◆ **Exercise input**
↓↓↓

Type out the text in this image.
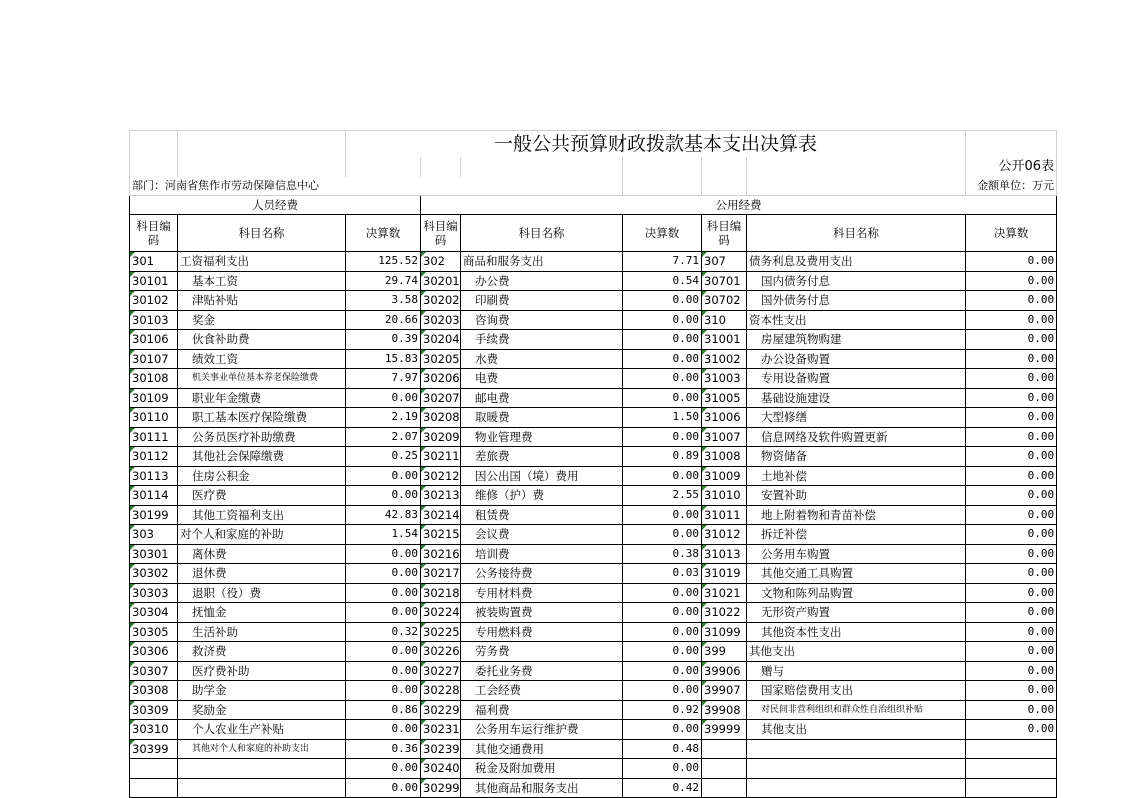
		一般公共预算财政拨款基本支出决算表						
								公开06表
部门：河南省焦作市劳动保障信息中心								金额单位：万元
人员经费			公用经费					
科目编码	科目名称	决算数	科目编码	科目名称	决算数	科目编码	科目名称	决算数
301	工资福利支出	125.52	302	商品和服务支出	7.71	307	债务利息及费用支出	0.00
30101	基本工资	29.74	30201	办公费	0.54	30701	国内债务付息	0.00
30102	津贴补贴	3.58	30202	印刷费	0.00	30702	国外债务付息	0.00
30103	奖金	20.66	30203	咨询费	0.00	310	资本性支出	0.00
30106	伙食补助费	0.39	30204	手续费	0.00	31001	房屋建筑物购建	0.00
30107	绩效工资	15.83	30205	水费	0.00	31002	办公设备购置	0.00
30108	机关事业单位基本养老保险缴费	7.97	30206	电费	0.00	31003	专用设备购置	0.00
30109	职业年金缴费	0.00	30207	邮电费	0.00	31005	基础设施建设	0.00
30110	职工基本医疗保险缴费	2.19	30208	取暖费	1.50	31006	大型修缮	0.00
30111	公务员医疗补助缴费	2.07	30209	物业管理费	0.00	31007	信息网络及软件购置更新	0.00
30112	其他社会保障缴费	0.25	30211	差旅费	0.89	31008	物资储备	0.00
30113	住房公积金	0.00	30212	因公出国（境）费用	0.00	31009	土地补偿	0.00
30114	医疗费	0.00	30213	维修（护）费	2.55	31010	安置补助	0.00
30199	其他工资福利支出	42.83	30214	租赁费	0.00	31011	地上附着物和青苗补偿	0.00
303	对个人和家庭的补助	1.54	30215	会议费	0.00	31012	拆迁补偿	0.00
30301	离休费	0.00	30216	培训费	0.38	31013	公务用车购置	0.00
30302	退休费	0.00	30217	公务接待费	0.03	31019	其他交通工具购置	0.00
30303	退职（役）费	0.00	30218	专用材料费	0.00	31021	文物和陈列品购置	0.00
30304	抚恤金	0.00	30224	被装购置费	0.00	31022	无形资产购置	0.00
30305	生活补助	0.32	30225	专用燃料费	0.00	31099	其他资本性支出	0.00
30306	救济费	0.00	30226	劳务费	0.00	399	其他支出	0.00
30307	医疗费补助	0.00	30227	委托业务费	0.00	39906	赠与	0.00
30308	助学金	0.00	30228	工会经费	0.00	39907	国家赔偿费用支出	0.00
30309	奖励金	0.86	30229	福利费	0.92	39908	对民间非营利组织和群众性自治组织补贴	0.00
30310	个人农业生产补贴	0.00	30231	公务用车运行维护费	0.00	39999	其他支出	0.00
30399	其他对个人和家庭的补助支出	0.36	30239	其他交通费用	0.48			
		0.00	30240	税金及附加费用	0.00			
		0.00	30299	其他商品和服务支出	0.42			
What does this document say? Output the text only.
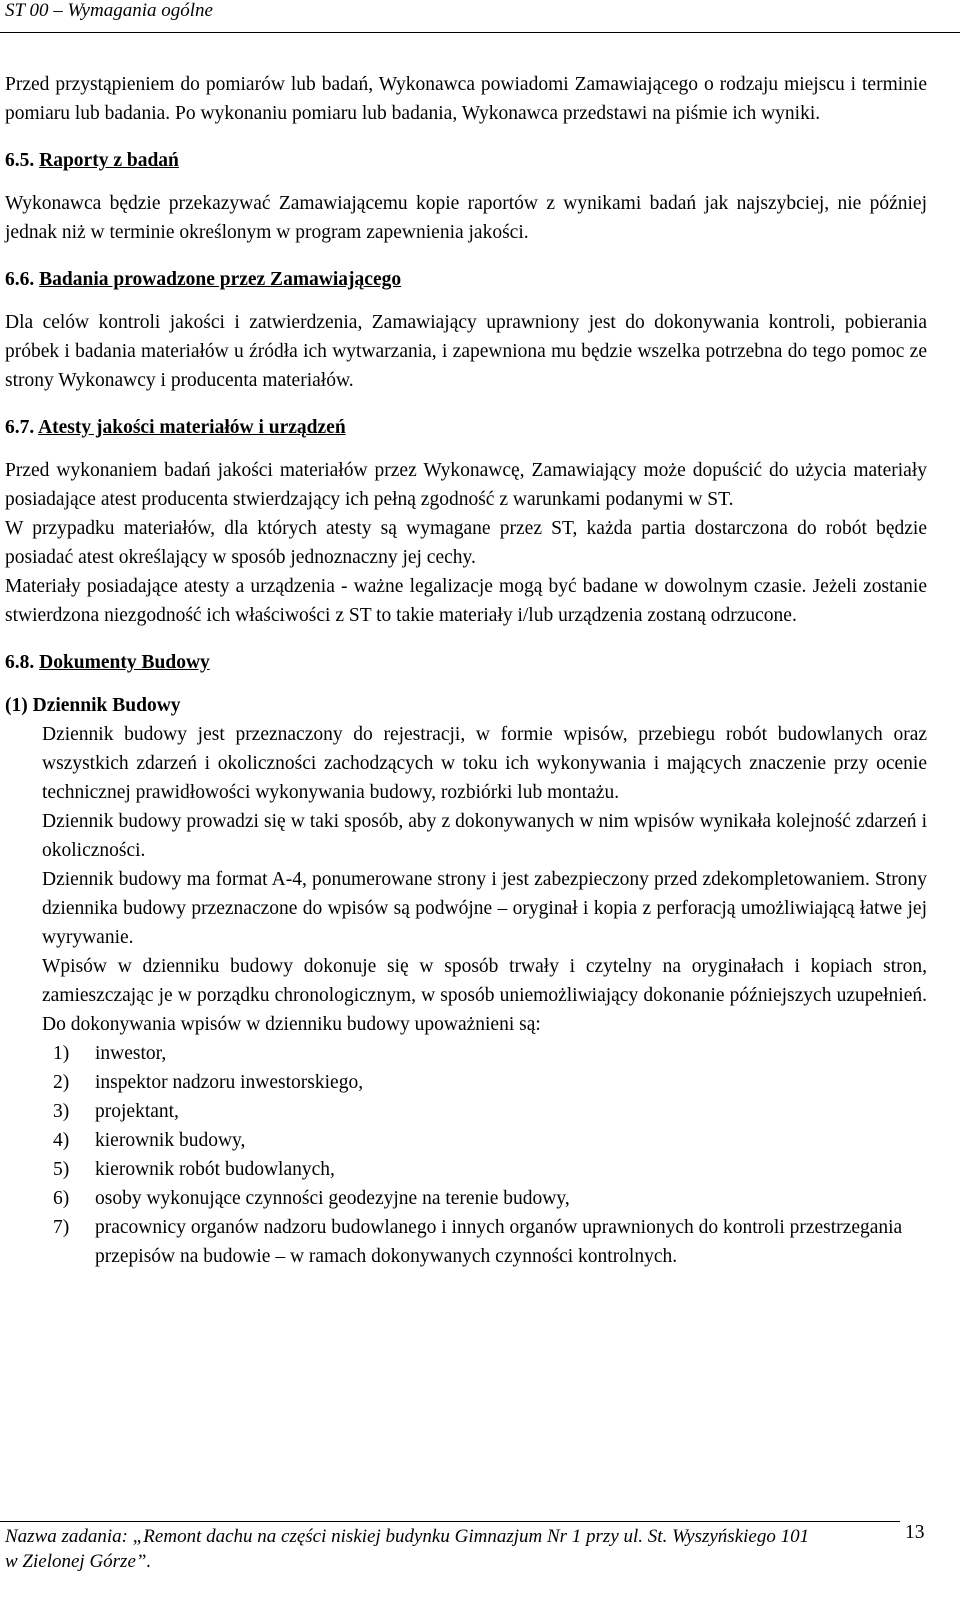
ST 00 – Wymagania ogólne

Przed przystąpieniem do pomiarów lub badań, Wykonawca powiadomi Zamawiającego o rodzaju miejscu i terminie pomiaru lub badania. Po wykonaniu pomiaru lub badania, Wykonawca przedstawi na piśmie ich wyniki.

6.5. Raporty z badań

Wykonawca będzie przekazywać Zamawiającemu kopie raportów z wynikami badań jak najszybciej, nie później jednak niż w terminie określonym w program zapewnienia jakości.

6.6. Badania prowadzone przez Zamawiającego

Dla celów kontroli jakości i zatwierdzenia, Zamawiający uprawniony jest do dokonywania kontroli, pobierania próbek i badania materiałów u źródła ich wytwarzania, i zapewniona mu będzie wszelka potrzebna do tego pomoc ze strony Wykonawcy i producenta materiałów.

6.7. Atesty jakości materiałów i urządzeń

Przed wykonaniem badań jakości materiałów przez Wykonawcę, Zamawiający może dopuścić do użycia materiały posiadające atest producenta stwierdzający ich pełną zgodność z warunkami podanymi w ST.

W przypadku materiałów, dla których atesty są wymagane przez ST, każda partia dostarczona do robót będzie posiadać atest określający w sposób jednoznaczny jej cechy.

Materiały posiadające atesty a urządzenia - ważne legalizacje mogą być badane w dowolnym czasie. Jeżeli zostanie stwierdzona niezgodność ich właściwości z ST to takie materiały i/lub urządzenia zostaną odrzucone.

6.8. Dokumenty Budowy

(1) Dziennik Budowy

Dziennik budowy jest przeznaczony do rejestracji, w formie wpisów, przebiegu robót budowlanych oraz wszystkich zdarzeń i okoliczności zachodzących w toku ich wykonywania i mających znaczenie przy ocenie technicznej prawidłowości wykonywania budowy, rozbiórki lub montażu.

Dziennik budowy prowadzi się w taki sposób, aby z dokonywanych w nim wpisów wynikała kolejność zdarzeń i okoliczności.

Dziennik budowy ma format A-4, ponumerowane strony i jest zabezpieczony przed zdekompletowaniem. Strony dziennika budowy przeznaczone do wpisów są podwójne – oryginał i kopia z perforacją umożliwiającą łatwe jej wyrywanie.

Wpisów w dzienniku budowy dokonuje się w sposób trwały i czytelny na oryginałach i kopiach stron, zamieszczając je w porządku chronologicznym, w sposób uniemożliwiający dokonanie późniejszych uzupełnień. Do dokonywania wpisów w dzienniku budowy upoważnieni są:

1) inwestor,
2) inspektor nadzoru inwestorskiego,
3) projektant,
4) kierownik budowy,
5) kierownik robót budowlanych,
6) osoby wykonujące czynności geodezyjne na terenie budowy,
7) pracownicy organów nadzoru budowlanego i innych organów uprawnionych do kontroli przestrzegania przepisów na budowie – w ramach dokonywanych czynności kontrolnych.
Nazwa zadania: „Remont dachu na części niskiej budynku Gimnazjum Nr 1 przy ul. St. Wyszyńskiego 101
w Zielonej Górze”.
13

↑↑↑

◆ **Problem to work on**
Write out the data precisely as given, excluding the pictures.

◆ **Exercise result**
Type out the text in this image.
		一般公共预算财政拨款基本支出决算表						
								公开06表
部门：河南省焦作市劳动保障信息中心								金额单位：万元
人员经费			公用经费					
科目编码	科目名称	决算数	科目编码	科目名称	决算数	科目编码	科目名称	决算数
301	工资福利支出	125.52	302	商品和服务支出	7.71	307	债务利息及费用支出	0.00
30101	基本工资	29.74	30201	办公费	0.54	30701	国内债务付息	0.00
30102	津贴补贴	3.58	30202	印刷费	0.00	30702	国外债务付息	0.00
30103	奖金	20.66	30203	咨询费	0.00	310	资本性支出	0.00
30106	伙食补助费	0.39	30204	手续费	0.00	31001	房屋建筑物购建	0.00
30107	绩效工资	15.83	30205	水费	0.00	31002	办公设备购置	0.00
30108	机关事业单位基本养老保险缴费	7.97	30206	电费	0.00	31003	专用设备购置	0.00
30109	职业年金缴费	0.00	30207	邮电费	0.00	31005	基础设施建设	0.00
30110	职工基本医疗保险缴费	2.19	30208	取暖费	1.50	31006	大型修缮	0.00
30111	公务员医疗补助缴费	2.07	30209	物业管理费	0.00	31007	信息网络及软件购置更新	0.00
30112	其他社会保障缴费	0.25	30211	差旅费	0.89	31008	物资储备	0.00
30113	住房公积金	0.00	30212	因公出国（境）费用	0.00	31009	土地补偿	0.00
30114	医疗费	0.00	30213	维修（护）费	2.55	31010	安置补助	0.00
30199	其他工资福利支出	42.83	30214	租赁费	0.00	31011	地上附着物和青苗补偿	0.00
303	对个人和家庭的补助	1.54	30215	会议费	0.00	31012	拆迁补偿	0.00
30301	离休费	0.00	30216	培训费	0.38	31013	公务用车购置	0.00
30302	退休费	0.00	30217	公务接待费	0.03	31019	其他交通工具购置	0.00
30303	退职（役）费	0.00	30218	专用材料费	0.00	31021	文物和陈列品购置	0.00
30304	抚恤金	0.00	30224	被装购置费	0.00	31022	无形资产购置	0.00
30305	生活补助	0.32	30225	专用燃料费	0.00	31099	其他资本性支出	0.00
30306	救济费	0.00	30226	劳务费	0.00	399	其他支出	0.00
30307	医疗费补助	0.00	30227	委托业务费	0.00	39906	赠与	0.00
30308	助学金	0.00	30228	工会经费	0.00	39907	国家赔偿费用支出	0.00
30309	奖励金	0.86	30229	福利费	0.92	39908	对民间非营利组织和群众性自治组织补贴	0.00
30310	个人农业生产补贴	0.00	30231	公务用车运行维护费	0.00	39999	其他支出	0.00
30399	其他对个人和家庭的补助支出	0.36	30239	其他交通费用	0.48			
		0.00	30240	税金及附加费用	0.00			
		0.00	30299	其他商品和服务支出	0.42			
What does this document say? Output the text only.
ST 00 – Wymagania ogólne

Przed przystąpieniem do pomiarów lub badań, Wykonawca powiadomi Zamawiającego o rodzaju miejscu i terminie pomiaru lub badania. Po wykonaniu pomiaru lub badania, Wykonawca przedstawi na piśmie ich wyniki.

6.5. Raporty z badań

Wykonawca będzie przekazywać Zamawiającemu kopie raportów z wynikami badań jak najszybciej, nie później jednak niż w terminie określonym w program zapewnienia jakości.

6.6. Badania prowadzone przez Zamawiającego

Dla celów kontroli jakości i zatwierdzenia, Zamawiający uprawniony jest do dokonywania kontroli, pobierania próbek i badania materiałów u źródła ich wytwarzania, i zapewniona mu będzie wszelka potrzebna do tego pomoc ze strony Wykonawcy i producenta materiałów.

6.7. Atesty jakości materiałów i urządzeń

Przed wykonaniem badań jakości materiałów przez Wykonawcę, Zamawiający może dopuścić do użycia materiały posiadające atest producenta stwierdzający ich pełną zgodność z warunkami podanymi w ST.

W przypadku materiałów, dla których atesty są wymagane przez ST, każda partia dostarczona do robót będzie posiadać atest określający w sposób jednoznaczny jej cechy.

Materiały posiadające atesty a urządzenia - ważne legalizacje mogą być badane w dowolnym czasie. Jeżeli zostanie stwierdzona niezgodność ich właściwości z ST to takie materiały i/lub urządzenia zostaną odrzucone.

6.8. Dokumenty Budowy

(1) Dziennik Budowy

Dziennik budowy jest przeznaczony do rejestracji, w formie wpisów, przebiegu robót budowlanych oraz wszystkich zdarzeń i okoliczności zachodzących w toku ich wykonywania i mających znaczenie przy ocenie technicznej prawidłowości wykonywania budowy, rozbiórki lub montażu.

Dziennik budowy prowadzi się w taki sposób, aby z dokonywanych w nim wpisów wynikała kolejność zdarzeń i okoliczności.

Dziennik budowy ma format A-4, ponumerowane strony i jest zabezpieczony przed zdekompletowaniem. Strony dziennika budowy przeznaczone do wpisów są podwójne – oryginał i kopia z perforacją umożliwiającą łatwe jej wyrywanie.

Wpisów w dzienniku budowy dokonuje się w sposób trwały i czytelny na oryginałach i kopiach stron, zamieszczając je w porządku chronologicznym, w sposób uniemożliwiający dokonanie późniejszych uzupełnień. Do dokonywania wpisów w dzienniku budowy upoważnieni są:

1) inwestor,
2) inspektor nadzoru inwestorskiego,
3) projektant,
4) kierownik budowy,
5) kierownik robót budowlanych,
6) osoby wykonujące czynności geodezyjne na terenie budowy,
7) pracownicy organów nadzoru budowlanego i innych organów uprawnionych do kontroli przestrzegania przepisów na budowie – w ramach dokonywanych czynności kontrolnych.
Nazwa zadania: „Remont dachu na części niskiej budynku Gimnazjum Nr 1 przy ul. St. Wyszyńskiego 101
w Zielonej Górze”.
13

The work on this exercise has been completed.